● **Task brief**: Quote all of the data that follows exactly as written, skipping the images.
------------------------------------
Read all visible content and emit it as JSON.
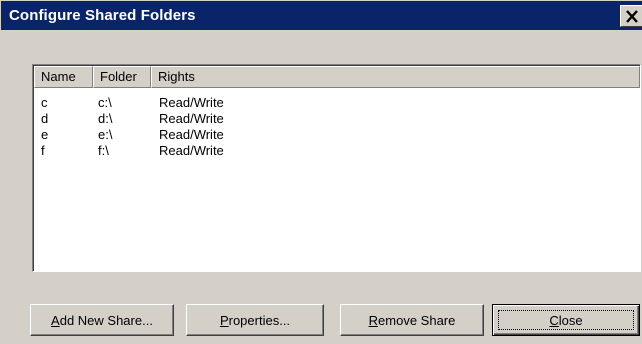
{
  "window": {
    "title": "Configure Shared Folders",
    "close_glyph": "✕"
  },
  "list": {
    "columns": [
      "Name",
      "Folder",
      "Rights"
    ],
    "rows": [
      {
        "name": "c",
        "folder": "c:\\",
        "rights": "Read/Write"
      },
      {
        "name": "d",
        "folder": "d:\\",
        "rights": "Read/Write"
      },
      {
        "name": "e",
        "folder": "e:\\",
        "rights": "Read/Write"
      },
      {
        "name": "f",
        "folder": "f:\\",
        "rights": "Read/Write"
      }
    ]
  },
  "buttons": {
    "add": {
      "mnemonic": "A",
      "rest": "dd New Share..."
    },
    "properties": {
      "mnemonic": "P",
      "rest": "roperties..."
    },
    "remove": {
      "mnemonic": "R",
      "rest": "emove Share"
    },
    "close": {
      "mnemonic": "C",
      "rest": "lose"
    }
  },
  "colors": {
    "titlebar": "#0a246a",
    "face": "#d4d0c8"
  }
}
------------------------------------
● **Written answer**:
Read all visible content and emit it as JSON.
{
  "window": {
    "title": "Configure Shared Folders",
    "close_glyph": "✕"
  },
  "list": {
    "columns": [
      "Name",
      "Folder",
      "Rights"
    ],
    "rows": [
      {
        "name": "c",
        "folder": "c:\\",
        "rights": "Read/Write"
      },
      {
        "name": "d",
        "folder": "d:\\",
        "rights": "Read/Write"
      },
      {
        "name": "e",
        "folder": "e:\\",
        "rights": "Read/Write"
      },
      {
        "name": "f",
        "folder": "f:\\",
        "rights": "Read/Write"
      }
    ]
  },
  "buttons": {
    "add": {
      "mnemonic": "A",
      "rest": "dd New Share..."
    },
    "properties": {
      "mnemonic": "P",
      "rest": "roperties..."
    },
    "remove": {
      "mnemonic": "R",
      "rest": "emove Share"
    },
    "close": {
      "mnemonic": "C",
      "rest": "lose"
    }
  },
  "colors": {
    "titlebar": "#0a246a",
    "face": "#d4d0c8"
  }
}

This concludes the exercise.